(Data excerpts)
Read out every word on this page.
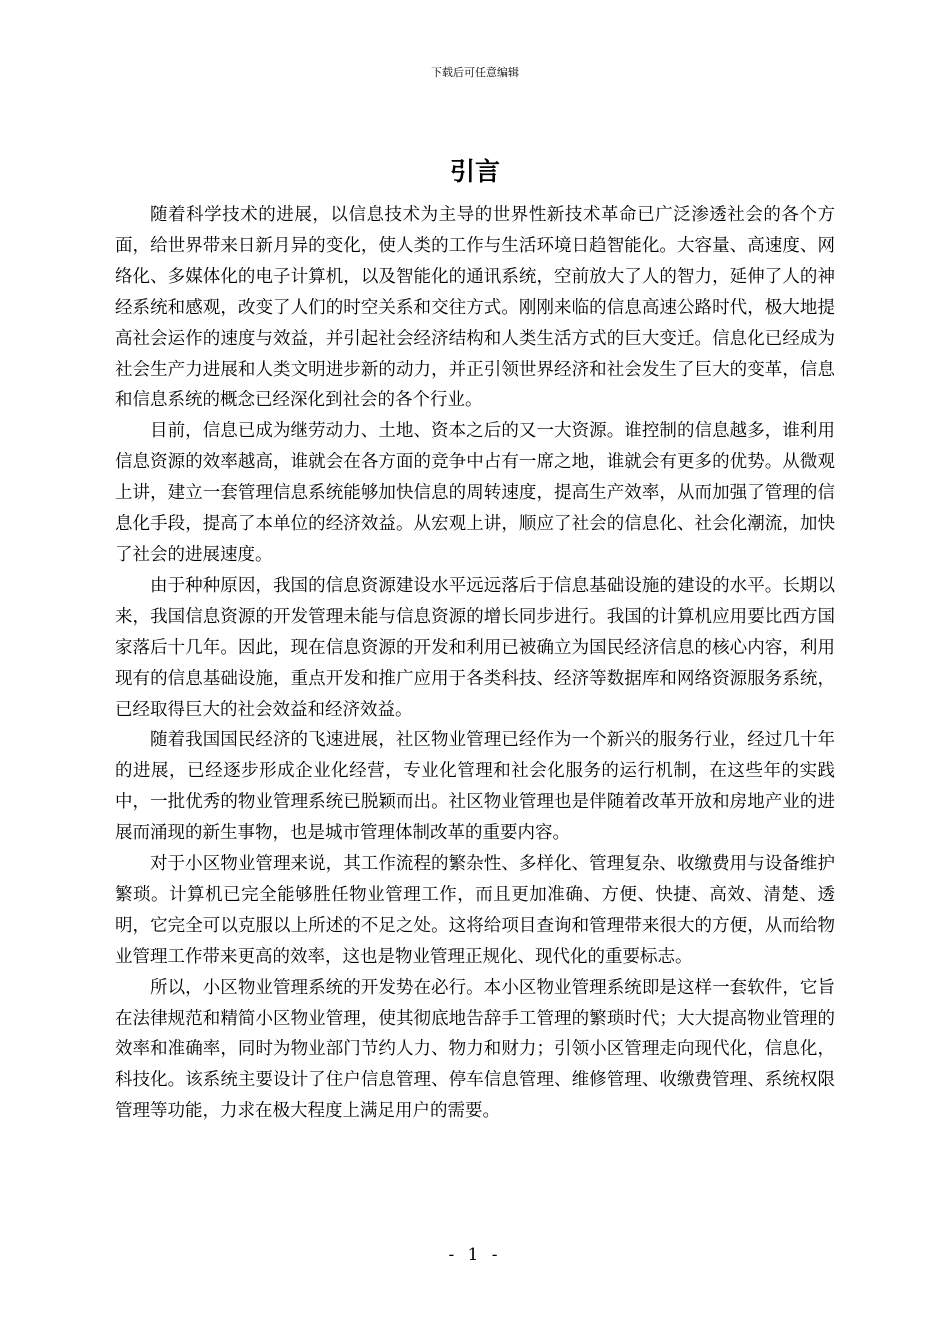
下载后可任意编辑
引言

随着科学技术的进展，以信息技术为主导的世界性新技术革命已广泛渗透社会的各个方面，给世界带来日新月异的变化，使人类的工作与生活环境日趋智能化。大容量、高速度、网络化、多媒体化的电子计算机，以及智能化的通讯系统，空前放大了人的智力，延伸了人的神经系统和感观，改变了人们的时空关系和交往方式。刚刚来临的信息高速公路时代，极大地提高社会运作的速度与效益，并引起社会经济结构和人类生活方式的巨大变迁。信息化已经成为社会生产力进展和人类文明进步新的动力，并正引领世界经济和社会发生了巨大的变革，信息和信息系统的概念已经深化到社会的各个行业。

目前，信息已成为继劳动力、土地、资本之后的又一大资源。谁控制的信息越多，谁利用信息资源的效率越高，谁就会在各方面的竞争中占有一席之地，谁就会有更多的优势。从微观上讲，建立一套管理信息系统能够加快信息的周转速度，提高生产效率，从而加强了管理的信息化手段，提高了本单位的经济效益。从宏观上讲，顺应了社会的信息化、社会化潮流，加快了社会的进展速度。

由于种种原因，我国的信息资源建设水平远远落后于信息基础设施的建设的水平。长期以来，我国信息资源的开发管理未能与信息资源的增长同步进行。我国的计算机应用要比西方国家落后十几年。因此，现在信息资源的开发和利用已被确立为国民经济信息的核心内容，利用现有的信息基础设施，重点开发和推广应用于各类科技、经济等数据库和网络资源服务系统，已经取得巨大的社会效益和经济效益。

随着我国国民经济的飞速进展，社区物业管理已经作为一个新兴的服务行业，经过几十年的进展，已经逐步形成企业化经营，专业化管理和社会化服务的运行机制，在这些年的实践中，一批优秀的物业管理系统已脱颖而出。社区物业管理也是伴随着改革开放和房地产业的进展而涌现的新生事物，也是城市管理体制改革的重要内容。

对于小区物业管理来说，其工作流程的繁杂性、多样化、管理复杂、收缴费用与设备维护繁琐。计算机已完全能够胜任物业管理工作，而且更加准确、方便、快捷、高效、清楚、透明，它完全可以克服以上所述的不足之处。这将给项目查询和管理带来很大的方便，从而给物业管理工作带来更高的效率，这也是物业管理正规化、现代化的重要标志。

所以，小区物业管理系统的开发势在必行。本小区物业管理系统即是这样一套软件，它旨在法律规范和精简小区物业管理，使其彻底地告辞手工管理的繁琐时代；大大提高物业管理的效率和准确率，同时为物业部门节约人力、物力和财力；引领小区管理走向现代化，信息化，科技化。该系统主要设计了住户信息管理、停车信息管理、维修管理、收缴费管理、系统权限管理等功能，力求在极大程度上满足用户的需要。

- 1 -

What this task involves: Repeat the material above verbatim, with no pictures in the output.

Answer to this problem:
Read out every word on this page.
下载后可任意编辑
引言

随着科学技术的进展，以信息技术为主导的世界性新技术革命已广泛渗透社会的各个方面，给世界带来日新月异的变化，使人类的工作与生活环境日趋智能化。大容量、高速度、网络化、多媒体化的电子计算机，以及智能化的通讯系统，空前放大了人的智力，延伸了人的神经系统和感观，改变了人们的时空关系和交往方式。刚刚来临的信息高速公路时代，极大地提高社会运作的速度与效益，并引起社会经济结构和人类生活方式的巨大变迁。信息化已经成为社会生产力进展和人类文明进步新的动力，并正引领世界经济和社会发生了巨大的变革，信息和信息系统的概念已经深化到社会的各个行业。

目前，信息已成为继劳动力、土地、资本之后的又一大资源。谁控制的信息越多，谁利用信息资源的效率越高，谁就会在各方面的竞争中占有一席之地，谁就会有更多的优势。从微观上讲，建立一套管理信息系统能够加快信息的周转速度，提高生产效率，从而加强了管理的信息化手段，提高了本单位的经济效益。从宏观上讲，顺应了社会的信息化、社会化潮流，加快了社会的进展速度。

由于种种原因，我国的信息资源建设水平远远落后于信息基础设施的建设的水平。长期以来，我国信息资源的开发管理未能与信息资源的增长同步进行。我国的计算机应用要比西方国家落后十几年。因此，现在信息资源的开发和利用已被确立为国民经济信息的核心内容，利用现有的信息基础设施，重点开发和推广应用于各类科技、经济等数据库和网络资源服务系统，已经取得巨大的社会效益和经济效益。

随着我国国民经济的飞速进展，社区物业管理已经作为一个新兴的服务行业，经过几十年的进展，已经逐步形成企业化经营，专业化管理和社会化服务的运行机制，在这些年的实践中，一批优秀的物业管理系统已脱颖而出。社区物业管理也是伴随着改革开放和房地产业的进展而涌现的新生事物，也是城市管理体制改革的重要内容。

对于小区物业管理来说，其工作流程的繁杂性、多样化、管理复杂、收缴费用与设备维护繁琐。计算机已完全能够胜任物业管理工作，而且更加准确、方便、快捷、高效、清楚、透明，它完全可以克服以上所述的不足之处。这将给项目查询和管理带来很大的方便，从而给物业管理工作带来更高的效率，这也是物业管理正规化、现代化的重要标志。

所以，小区物业管理系统的开发势在必行。本小区物业管理系统即是这样一套软件，它旨在法律规范和精简小区物业管理，使其彻底地告辞手工管理的繁琐时代；大大提高物业管理的效率和准确率，同时为物业部门节约人力、物力和财力；引领小区管理走向现代化，信息化，科技化。该系统主要设计了住户信息管理、停车信息管理、维修管理、收缴费管理、系统权限管理等功能，力求在极大程度上满足用户的需要。

- 1 -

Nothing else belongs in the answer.